→ **CHALLENGE**: Without the pictures, set down every line of the data exactly.

→ **MATERIAL TO PROCESS**:
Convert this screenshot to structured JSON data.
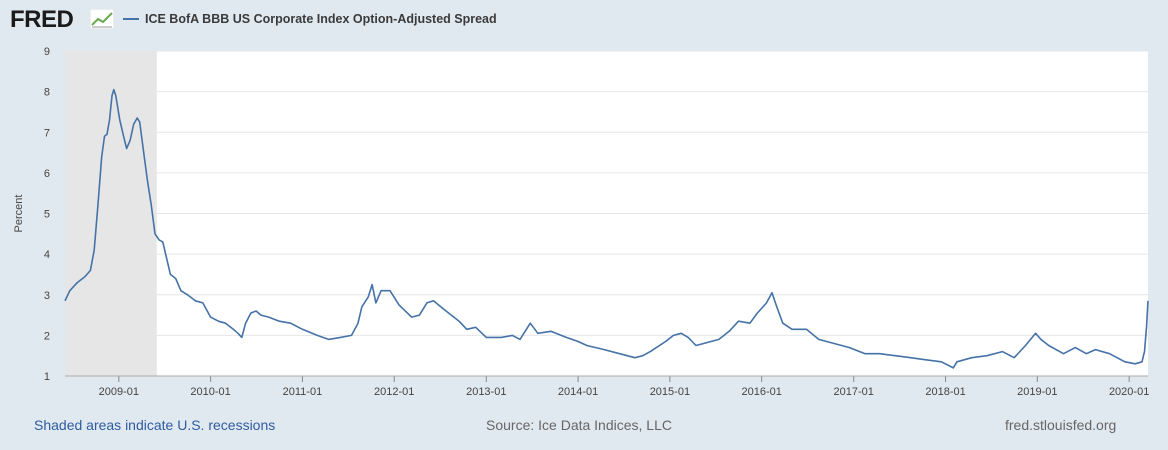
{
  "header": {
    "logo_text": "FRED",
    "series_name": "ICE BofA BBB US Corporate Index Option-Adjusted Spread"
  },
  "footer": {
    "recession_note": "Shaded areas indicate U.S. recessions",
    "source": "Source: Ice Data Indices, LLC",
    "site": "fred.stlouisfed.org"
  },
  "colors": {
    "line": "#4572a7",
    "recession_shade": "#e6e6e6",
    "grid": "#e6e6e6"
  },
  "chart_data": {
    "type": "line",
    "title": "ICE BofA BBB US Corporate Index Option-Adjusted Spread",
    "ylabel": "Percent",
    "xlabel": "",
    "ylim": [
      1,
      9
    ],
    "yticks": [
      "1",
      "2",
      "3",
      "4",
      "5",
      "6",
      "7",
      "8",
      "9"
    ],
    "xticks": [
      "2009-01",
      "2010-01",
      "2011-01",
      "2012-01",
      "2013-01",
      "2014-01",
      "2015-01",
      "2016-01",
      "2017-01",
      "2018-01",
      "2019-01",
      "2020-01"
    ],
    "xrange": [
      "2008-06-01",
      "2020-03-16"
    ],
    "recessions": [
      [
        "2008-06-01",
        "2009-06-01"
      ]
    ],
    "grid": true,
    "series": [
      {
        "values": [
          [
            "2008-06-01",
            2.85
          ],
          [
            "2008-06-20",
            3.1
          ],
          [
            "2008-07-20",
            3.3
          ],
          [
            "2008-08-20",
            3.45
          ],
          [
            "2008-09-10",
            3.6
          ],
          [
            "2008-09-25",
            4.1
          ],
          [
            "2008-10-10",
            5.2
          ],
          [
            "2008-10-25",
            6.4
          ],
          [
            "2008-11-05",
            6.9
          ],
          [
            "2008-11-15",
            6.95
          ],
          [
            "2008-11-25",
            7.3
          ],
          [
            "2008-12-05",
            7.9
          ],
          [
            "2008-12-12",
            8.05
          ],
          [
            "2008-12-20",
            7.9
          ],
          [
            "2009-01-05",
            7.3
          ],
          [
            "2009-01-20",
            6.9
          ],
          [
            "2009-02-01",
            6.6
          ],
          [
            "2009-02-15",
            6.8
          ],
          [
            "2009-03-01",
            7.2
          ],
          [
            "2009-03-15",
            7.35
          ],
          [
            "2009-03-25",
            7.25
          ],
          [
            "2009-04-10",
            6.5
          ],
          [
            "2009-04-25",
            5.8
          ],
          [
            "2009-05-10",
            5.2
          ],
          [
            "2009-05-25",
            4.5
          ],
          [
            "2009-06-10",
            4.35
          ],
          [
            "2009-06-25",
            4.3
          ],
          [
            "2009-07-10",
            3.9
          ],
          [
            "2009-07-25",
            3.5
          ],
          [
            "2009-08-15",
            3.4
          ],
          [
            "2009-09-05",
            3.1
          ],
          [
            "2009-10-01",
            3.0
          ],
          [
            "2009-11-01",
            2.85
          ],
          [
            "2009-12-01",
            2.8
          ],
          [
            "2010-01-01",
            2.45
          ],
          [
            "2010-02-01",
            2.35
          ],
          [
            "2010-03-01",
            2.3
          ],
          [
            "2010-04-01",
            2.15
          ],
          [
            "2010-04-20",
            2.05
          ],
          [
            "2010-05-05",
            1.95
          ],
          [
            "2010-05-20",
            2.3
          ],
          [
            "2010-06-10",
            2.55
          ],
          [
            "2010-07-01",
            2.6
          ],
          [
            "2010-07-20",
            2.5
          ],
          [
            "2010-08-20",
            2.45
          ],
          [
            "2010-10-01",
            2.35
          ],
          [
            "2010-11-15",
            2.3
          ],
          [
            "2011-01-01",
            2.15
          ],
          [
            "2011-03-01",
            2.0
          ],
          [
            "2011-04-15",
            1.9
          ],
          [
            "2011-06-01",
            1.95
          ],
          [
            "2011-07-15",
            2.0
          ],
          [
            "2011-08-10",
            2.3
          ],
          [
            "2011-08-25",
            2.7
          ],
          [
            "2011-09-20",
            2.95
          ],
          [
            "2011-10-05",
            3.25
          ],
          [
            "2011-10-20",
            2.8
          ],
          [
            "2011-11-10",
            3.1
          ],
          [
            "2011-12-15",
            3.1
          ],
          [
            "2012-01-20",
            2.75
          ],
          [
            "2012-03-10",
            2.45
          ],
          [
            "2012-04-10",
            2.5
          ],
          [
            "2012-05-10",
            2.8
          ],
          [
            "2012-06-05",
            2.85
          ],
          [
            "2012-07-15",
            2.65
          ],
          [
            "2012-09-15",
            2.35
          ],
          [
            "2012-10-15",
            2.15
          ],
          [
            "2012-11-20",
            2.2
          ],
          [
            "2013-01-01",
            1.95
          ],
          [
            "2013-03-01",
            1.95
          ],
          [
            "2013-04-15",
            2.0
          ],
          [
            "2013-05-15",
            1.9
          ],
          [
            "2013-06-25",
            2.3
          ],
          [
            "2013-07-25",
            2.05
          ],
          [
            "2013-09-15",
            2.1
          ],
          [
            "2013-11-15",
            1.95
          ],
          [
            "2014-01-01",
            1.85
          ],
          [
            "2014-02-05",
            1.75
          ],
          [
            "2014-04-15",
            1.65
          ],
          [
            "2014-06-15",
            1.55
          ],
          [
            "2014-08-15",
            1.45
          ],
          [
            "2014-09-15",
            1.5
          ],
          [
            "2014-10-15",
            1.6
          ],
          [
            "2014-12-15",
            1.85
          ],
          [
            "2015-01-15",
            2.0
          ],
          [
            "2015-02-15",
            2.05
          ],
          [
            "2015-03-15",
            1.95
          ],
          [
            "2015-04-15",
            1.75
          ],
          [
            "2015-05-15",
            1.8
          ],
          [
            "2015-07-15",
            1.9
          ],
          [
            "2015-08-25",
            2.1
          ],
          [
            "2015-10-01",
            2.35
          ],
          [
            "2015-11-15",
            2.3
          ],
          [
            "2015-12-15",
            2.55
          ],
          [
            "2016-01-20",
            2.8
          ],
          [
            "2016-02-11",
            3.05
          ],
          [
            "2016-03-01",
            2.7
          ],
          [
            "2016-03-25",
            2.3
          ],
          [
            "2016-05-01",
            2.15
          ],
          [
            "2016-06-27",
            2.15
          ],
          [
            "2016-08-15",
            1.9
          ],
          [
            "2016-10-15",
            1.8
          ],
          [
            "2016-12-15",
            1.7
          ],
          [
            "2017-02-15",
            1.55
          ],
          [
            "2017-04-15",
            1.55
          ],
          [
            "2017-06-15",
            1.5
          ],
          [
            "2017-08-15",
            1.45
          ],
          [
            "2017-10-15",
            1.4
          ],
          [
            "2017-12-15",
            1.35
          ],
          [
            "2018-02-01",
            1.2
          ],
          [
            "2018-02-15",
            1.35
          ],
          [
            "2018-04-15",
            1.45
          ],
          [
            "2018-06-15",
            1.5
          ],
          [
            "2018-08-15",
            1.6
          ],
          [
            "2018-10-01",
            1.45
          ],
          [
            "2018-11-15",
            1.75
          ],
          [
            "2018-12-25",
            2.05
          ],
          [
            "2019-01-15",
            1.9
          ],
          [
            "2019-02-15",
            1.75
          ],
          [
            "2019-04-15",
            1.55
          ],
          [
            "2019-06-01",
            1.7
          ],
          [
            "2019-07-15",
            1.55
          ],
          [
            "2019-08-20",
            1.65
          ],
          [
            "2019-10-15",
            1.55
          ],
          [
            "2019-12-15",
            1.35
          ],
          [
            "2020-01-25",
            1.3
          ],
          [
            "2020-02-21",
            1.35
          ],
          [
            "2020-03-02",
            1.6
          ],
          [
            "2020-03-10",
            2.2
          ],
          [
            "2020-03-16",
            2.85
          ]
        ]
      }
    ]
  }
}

→ **FULL OUTPUT**:
Convert this screenshot to structured JSON data.
{
  "header": {
    "logo_text": "FRED",
    "series_name": "ICE BofA BBB US Corporate Index Option-Adjusted Spread"
  },
  "footer": {
    "recession_note": "Shaded areas indicate U.S. recessions",
    "source": "Source: Ice Data Indices, LLC",
    "site": "fred.stlouisfed.org"
  },
  "colors": {
    "line": "#4572a7",
    "recession_shade": "#e6e6e6",
    "grid": "#e6e6e6"
  },
  "chart_data": {
    "type": "line",
    "title": "ICE BofA BBB US Corporate Index Option-Adjusted Spread",
    "ylabel": "Percent",
    "xlabel": "",
    "ylim": [
      1,
      9
    ],
    "yticks": [
      "1",
      "2",
      "3",
      "4",
      "5",
      "6",
      "7",
      "8",
      "9"
    ],
    "xticks": [
      "2009-01",
      "2010-01",
      "2011-01",
      "2012-01",
      "2013-01",
      "2014-01",
      "2015-01",
      "2016-01",
      "2017-01",
      "2018-01",
      "2019-01",
      "2020-01"
    ],
    "xrange": [
      "2008-06-01",
      "2020-03-16"
    ],
    "recessions": [
      [
        "2008-06-01",
        "2009-06-01"
      ]
    ],
    "grid": true,
    "series": [
      {
        "values": [
          [
            "2008-06-01",
            2.85
          ],
          [
            "2008-06-20",
            3.1
          ],
          [
            "2008-07-20",
            3.3
          ],
          [
            "2008-08-20",
            3.45
          ],
          [
            "2008-09-10",
            3.6
          ],
          [
            "2008-09-25",
            4.1
          ],
          [
            "2008-10-10",
            5.2
          ],
          [
            "2008-10-25",
            6.4
          ],
          [
            "2008-11-05",
            6.9
          ],
          [
            "2008-11-15",
            6.95
          ],
          [
            "2008-11-25",
            7.3
          ],
          [
            "2008-12-05",
            7.9
          ],
          [
            "2008-12-12",
            8.05
          ],
          [
            "2008-12-20",
            7.9
          ],
          [
            "2009-01-05",
            7.3
          ],
          [
            "2009-01-20",
            6.9
          ],
          [
            "2009-02-01",
            6.6
          ],
          [
            "2009-02-15",
            6.8
          ],
          [
            "2009-03-01",
            7.2
          ],
          [
            "2009-03-15",
            7.35
          ],
          [
            "2009-03-25",
            7.25
          ],
          [
            "2009-04-10",
            6.5
          ],
          [
            "2009-04-25",
            5.8
          ],
          [
            "2009-05-10",
            5.2
          ],
          [
            "2009-05-25",
            4.5
          ],
          [
            "2009-06-10",
            4.35
          ],
          [
            "2009-06-25",
            4.3
          ],
          [
            "2009-07-10",
            3.9
          ],
          [
            "2009-07-25",
            3.5
          ],
          [
            "2009-08-15",
            3.4
          ],
          [
            "2009-09-05",
            3.1
          ],
          [
            "2009-10-01",
            3.0
          ],
          [
            "2009-11-01",
            2.85
          ],
          [
            "2009-12-01",
            2.8
          ],
          [
            "2010-01-01",
            2.45
          ],
          [
            "2010-02-01",
            2.35
          ],
          [
            "2010-03-01",
            2.3
          ],
          [
            "2010-04-01",
            2.15
          ],
          [
            "2010-04-20",
            2.05
          ],
          [
            "2010-05-05",
            1.95
          ],
          [
            "2010-05-20",
            2.3
          ],
          [
            "2010-06-10",
            2.55
          ],
          [
            "2010-07-01",
            2.6
          ],
          [
            "2010-07-20",
            2.5
          ],
          [
            "2010-08-20",
            2.45
          ],
          [
            "2010-10-01",
            2.35
          ],
          [
            "2010-11-15",
            2.3
          ],
          [
            "2011-01-01",
            2.15
          ],
          [
            "2011-03-01",
            2.0
          ],
          [
            "2011-04-15",
            1.9
          ],
          [
            "2011-06-01",
            1.95
          ],
          [
            "2011-07-15",
            2.0
          ],
          [
            "2011-08-10",
            2.3
          ],
          [
            "2011-08-25",
            2.7
          ],
          [
            "2011-09-20",
            2.95
          ],
          [
            "2011-10-05",
            3.25
          ],
          [
            "2011-10-20",
            2.8
          ],
          [
            "2011-11-10",
            3.1
          ],
          [
            "2011-12-15",
            3.1
          ],
          [
            "2012-01-20",
            2.75
          ],
          [
            "2012-03-10",
            2.45
          ],
          [
            "2012-04-10",
            2.5
          ],
          [
            "2012-05-10",
            2.8
          ],
          [
            "2012-06-05",
            2.85
          ],
          [
            "2012-07-15",
            2.65
          ],
          [
            "2012-09-15",
            2.35
          ],
          [
            "2012-10-15",
            2.15
          ],
          [
            "2012-11-20",
            2.2
          ],
          [
            "2013-01-01",
            1.95
          ],
          [
            "2013-03-01",
            1.95
          ],
          [
            "2013-04-15",
            2.0
          ],
          [
            "2013-05-15",
            1.9
          ],
          [
            "2013-06-25",
            2.3
          ],
          [
            "2013-07-25",
            2.05
          ],
          [
            "2013-09-15",
            2.1
          ],
          [
            "2013-11-15",
            1.95
          ],
          [
            "2014-01-01",
            1.85
          ],
          [
            "2014-02-05",
            1.75
          ],
          [
            "2014-04-15",
            1.65
          ],
          [
            "2014-06-15",
            1.55
          ],
          [
            "2014-08-15",
            1.45
          ],
          [
            "2014-09-15",
            1.5
          ],
          [
            "2014-10-15",
            1.6
          ],
          [
            "2014-12-15",
            1.85
          ],
          [
            "2015-01-15",
            2.0
          ],
          [
            "2015-02-15",
            2.05
          ],
          [
            "2015-03-15",
            1.95
          ],
          [
            "2015-04-15",
            1.75
          ],
          [
            "2015-05-15",
            1.8
          ],
          [
            "2015-07-15",
            1.9
          ],
          [
            "2015-08-25",
            2.1
          ],
          [
            "2015-10-01",
            2.35
          ],
          [
            "2015-11-15",
            2.3
          ],
          [
            "2015-12-15",
            2.55
          ],
          [
            "2016-01-20",
            2.8
          ],
          [
            "2016-02-11",
            3.05
          ],
          [
            "2016-03-01",
            2.7
          ],
          [
            "2016-03-25",
            2.3
          ],
          [
            "2016-05-01",
            2.15
          ],
          [
            "2016-06-27",
            2.15
          ],
          [
            "2016-08-15",
            1.9
          ],
          [
            "2016-10-15",
            1.8
          ],
          [
            "2016-12-15",
            1.7
          ],
          [
            "2017-02-15",
            1.55
          ],
          [
            "2017-04-15",
            1.55
          ],
          [
            "2017-06-15",
            1.5
          ],
          [
            "2017-08-15",
            1.45
          ],
          [
            "2017-10-15",
            1.4
          ],
          [
            "2017-12-15",
            1.35
          ],
          [
            "2018-02-01",
            1.2
          ],
          [
            "2018-02-15",
            1.35
          ],
          [
            "2018-04-15",
            1.45
          ],
          [
            "2018-06-15",
            1.5
          ],
          [
            "2018-08-15",
            1.6
          ],
          [
            "2018-10-01",
            1.45
          ],
          [
            "2018-11-15",
            1.75
          ],
          [
            "2018-12-25",
            2.05
          ],
          [
            "2019-01-15",
            1.9
          ],
          [
            "2019-02-15",
            1.75
          ],
          [
            "2019-04-15",
            1.55
          ],
          [
            "2019-06-01",
            1.7
          ],
          [
            "2019-07-15",
            1.55
          ],
          [
            "2019-08-20",
            1.65
          ],
          [
            "2019-10-15",
            1.55
          ],
          [
            "2019-12-15",
            1.35
          ],
          [
            "2020-01-25",
            1.3
          ],
          [
            "2020-02-21",
            1.35
          ],
          [
            "2020-03-02",
            1.6
          ],
          [
            "2020-03-10",
            2.2
          ],
          [
            "2020-03-16",
            2.85
          ]
        ]
      }
    ]
  }
}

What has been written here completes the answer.